WHAT YOU NEED TO DO: Copy every line of the entries that includes the word "title".

RAW RECORDS:
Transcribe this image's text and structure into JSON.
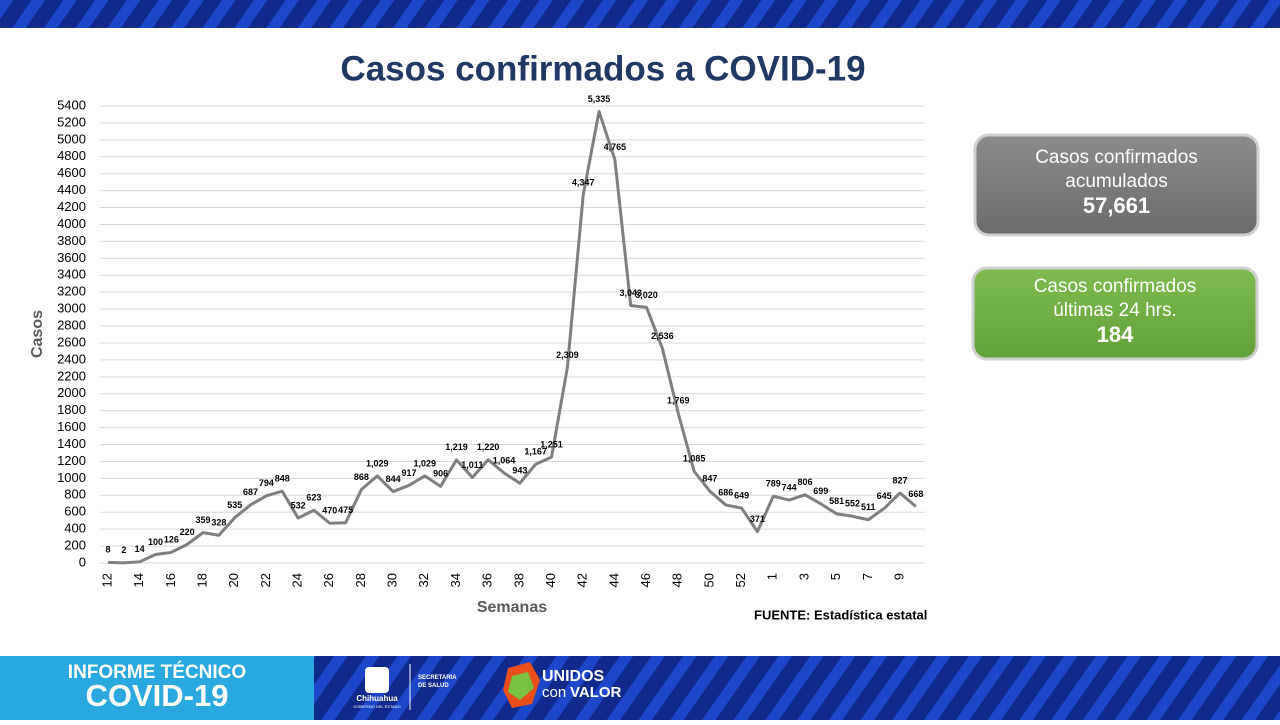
{
  "chart_data": {
    "type": "line",
    "title": "Casos confirmados a COVID-19",
    "x_label": "Semanas",
    "y_label": "Casos",
    "source": "FUENTE: Estadística estatal",
    "categories": [
      "12",
      null,
      "14",
      null,
      "16",
      null,
      "18",
      null,
      "20",
      null,
      "22",
      null,
      "24",
      null,
      "26",
      null,
      "28",
      null,
      "30",
      null,
      "32",
      null,
      "34",
      null,
      "36",
      null,
      "38",
      null,
      "40",
      null,
      "42",
      null,
      "44",
      null,
      "46",
      null,
      "48",
      null,
      "50",
      null,
      "52",
      null,
      "1",
      null,
      "3",
      null,
      "5",
      null,
      "7",
      null,
      "9",
      null
    ],
    "values": [
      8,
      2,
      14,
      100,
      126,
      220,
      359,
      328,
      535,
      687,
      794,
      848,
      532,
      623,
      470,
      475,
      868,
      1029,
      844,
      917,
      1029,
      906,
      1219,
      1011,
      1220,
      1064,
      943,
      1167,
      1251,
      2309,
      4347,
      5335,
      4765,
      3043,
      3020,
      2536,
      1769,
      1085,
      847,
      686,
      649,
      371,
      789,
      744,
      806,
      699,
      581,
      552,
      511,
      645,
      827,
      668
    ],
    "value_labels": [
      "8",
      "2",
      "14",
      "100",
      "126",
      "220",
      "359",
      "328",
      "535",
      "687",
      "794",
      "848",
      "532",
      "623",
      "470",
      "475",
      "868",
      "1,029",
      "844",
      "917",
      "1,029",
      "906",
      "1,219",
      "1,011",
      "1,220",
      "1,064",
      "943",
      "1,167",
      "1,251",
      "2,309",
      "4,347",
      "5,335",
      "4,765",
      "3,043",
      "3,020",
      "2,536",
      "1,769",
      "1,085",
      "847",
      "686",
      "649",
      "371",
      "789",
      "744",
      "806",
      "699",
      "581",
      "552",
      "511",
      "645",
      "827",
      "668"
    ],
    "color": "#7f7f7f",
    "ylim": [
      0,
      5400
    ],
    "yticks": [
      0,
      200,
      400,
      600,
      800,
      1000,
      1200,
      1400,
      1600,
      1800,
      2000,
      2200,
      2400,
      2600,
      2800,
      3000,
      3200,
      3400,
      3600,
      3800,
      4000,
      4200,
      4400,
      4600,
      4800,
      5000,
      5200,
      5400
    ],
    "grid": true
  },
  "panels": [
    {
      "title": "Casos confirmados acumulados",
      "value": "57,661"
    },
    {
      "title": "Casos confirmados últimas 24 hrs.",
      "value": "184"
    }
  ],
  "footer": {
    "report": "INFORME TÉCNICO",
    "topic": "COVID-19",
    "state": "Chihuahua",
    "government": "GOBIERNO DEL ESTADO",
    "secretariat": "SECRETARÍA DE SALUD",
    "slogan_1": "UNIDOS",
    "slogan_2": "con",
    "slogan_3": "VALOR"
  }
}
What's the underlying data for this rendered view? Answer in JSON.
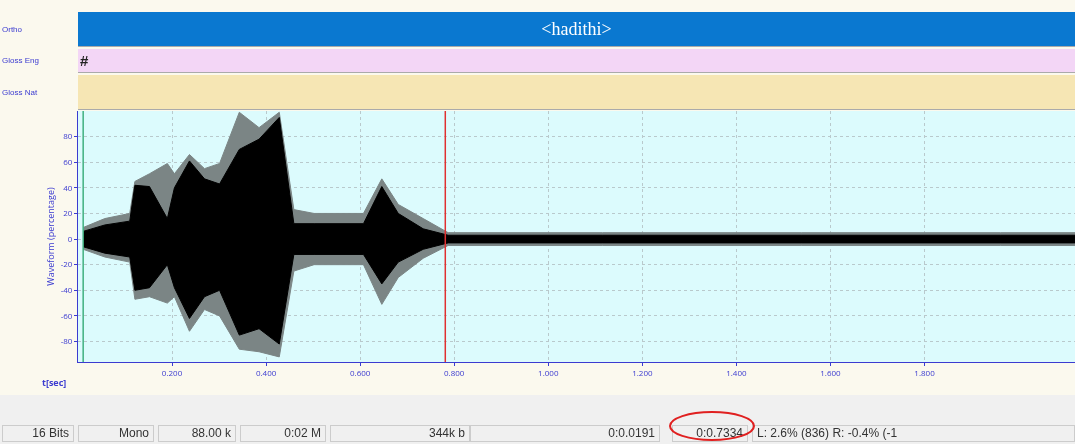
{
  "chart_data": [
    {
      "type": "other",
      "categories": [
        "Ortho",
        "Gloss Eng",
        "Gloss Nat"
      ],
      "colors": [
        "#0a78d0",
        "#f3d6f6",
        "#f6e6b4"
      ],
      "annotations": [
        "<hadithi>",
        "#"
      ]
    },
    {
      "type": "area",
      "xlabel": "t[sec]",
      "ylabel": "Waveform (percentage)",
      "x": [
        0.011,
        0.057,
        0.11,
        0.121,
        0.152,
        0.19,
        0.205,
        0.237,
        0.269,
        0.301,
        0.343,
        0.385,
        0.428,
        0.459,
        0.502,
        0.607,
        0.646,
        0.681,
        0.734,
        0.787,
        1.115,
        1.539,
        1.962,
        2.12
      ],
      "series": [
        {
          "color": "#7b8585",
          "values": [
            9,
            16,
            20,
            45,
            51,
            59,
            51,
            66,
            55,
            59,
            99,
            87,
            99,
            23,
            20,
            20,
            47,
            27,
            16,
            5,
            5,
            5,
            5,
            5
          ]
        },
        {
          "color": "#7b8585",
          "values": [
            -8,
            -14,
            -18,
            -47,
            -45,
            -50,
            -45,
            -72,
            -55,
            -60,
            -86,
            -88,
            -92,
            -25,
            -20,
            -20,
            -51,
            -30,
            -15,
            -5,
            -5,
            -5,
            -5,
            -5
          ]
        },
        {
          "color": "#000000",
          "values": [
            6,
            11,
            14,
            42,
            41,
            16,
            40,
            61,
            47,
            43,
            70,
            78,
            95,
            12,
            12,
            12,
            41,
            20,
            8,
            3,
            3,
            3,
            3,
            3
          ]
        },
        {
          "color": "#000000",
          "values": [
            -6,
            -11,
            -14,
            -40,
            -38,
            -20,
            -38,
            -62,
            -45,
            -40,
            -75,
            -70,
            -82,
            -12,
            -12,
            -12,
            -35,
            -18,
            -8,
            -3,
            -3,
            -3,
            -3,
            -3
          ]
        }
      ],
      "xlim": [
        0,
        2.12
      ],
      "xticks": [
        {
          "value": 0.2,
          "label": "0.200"
        },
        {
          "value": 0.4,
          "label": "0.400"
        },
        {
          "value": 0.6,
          "label": "0.600"
        },
        {
          "value": 0.8,
          "label": "0.800"
        },
        {
          "value": 1,
          "label": "1.000"
        },
        {
          "value": 1.2,
          "label": "1.200"
        },
        {
          "value": 1.4,
          "label": "1.400"
        },
        {
          "value": 1.6,
          "label": "1.600"
        },
        {
          "value": 1.8,
          "label": "1.800"
        }
      ],
      "ylim": [
        -96,
        100
      ],
      "yticks": [
        -80,
        -60,
        -40,
        -20,
        0,
        20,
        40,
        60,
        80
      ],
      "grid": true,
      "ref_lines": [
        {
          "axis": "x",
          "value": 0.011,
          "color": "#40b080"
        },
        {
          "axis": "x",
          "value": 0.781,
          "color": "#e03030"
        }
      ]
    },
    {
      "type": "other",
      "annotations": [
        "16 Bits",
        "Mono",
        "88.00 k",
        "0:02 M",
        "344k b",
        "0:0.0191",
        "0:0.7334",
        "L: 2.6% (836)  R: -0.4% (-1"
      ]
    }
  ]
}
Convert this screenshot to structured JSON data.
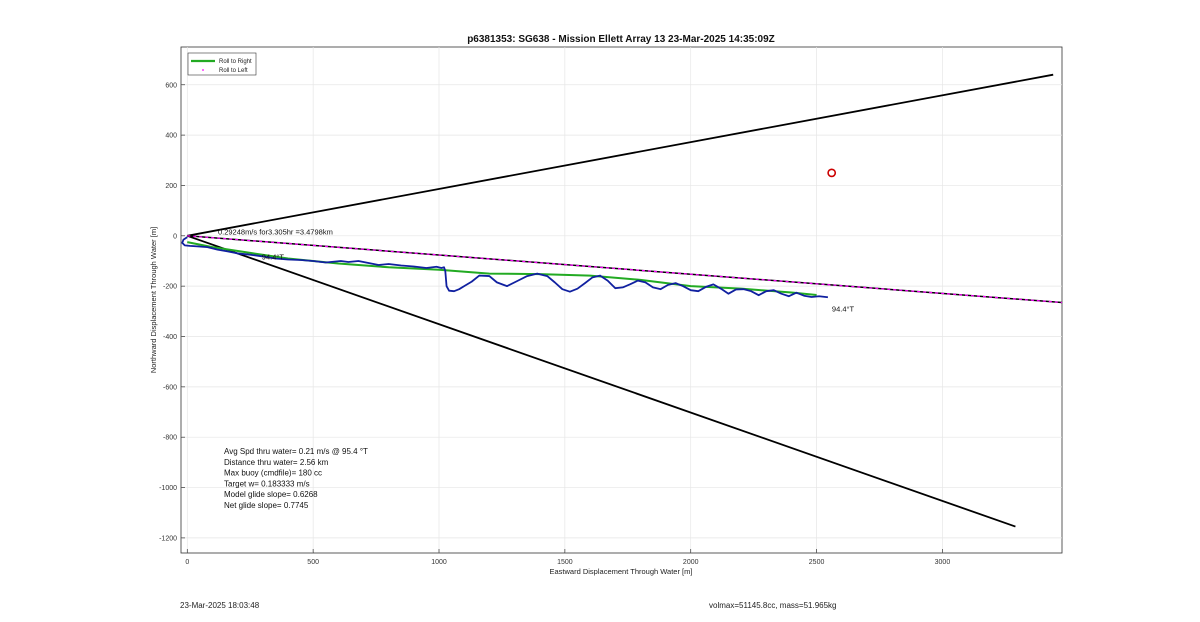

SOLUTION:
    "title": "Casos confirmados a COVID-19",
      "title": "Casos confirmados acumulados",
      "title": "Casos confirmados últimas 24 hrs.",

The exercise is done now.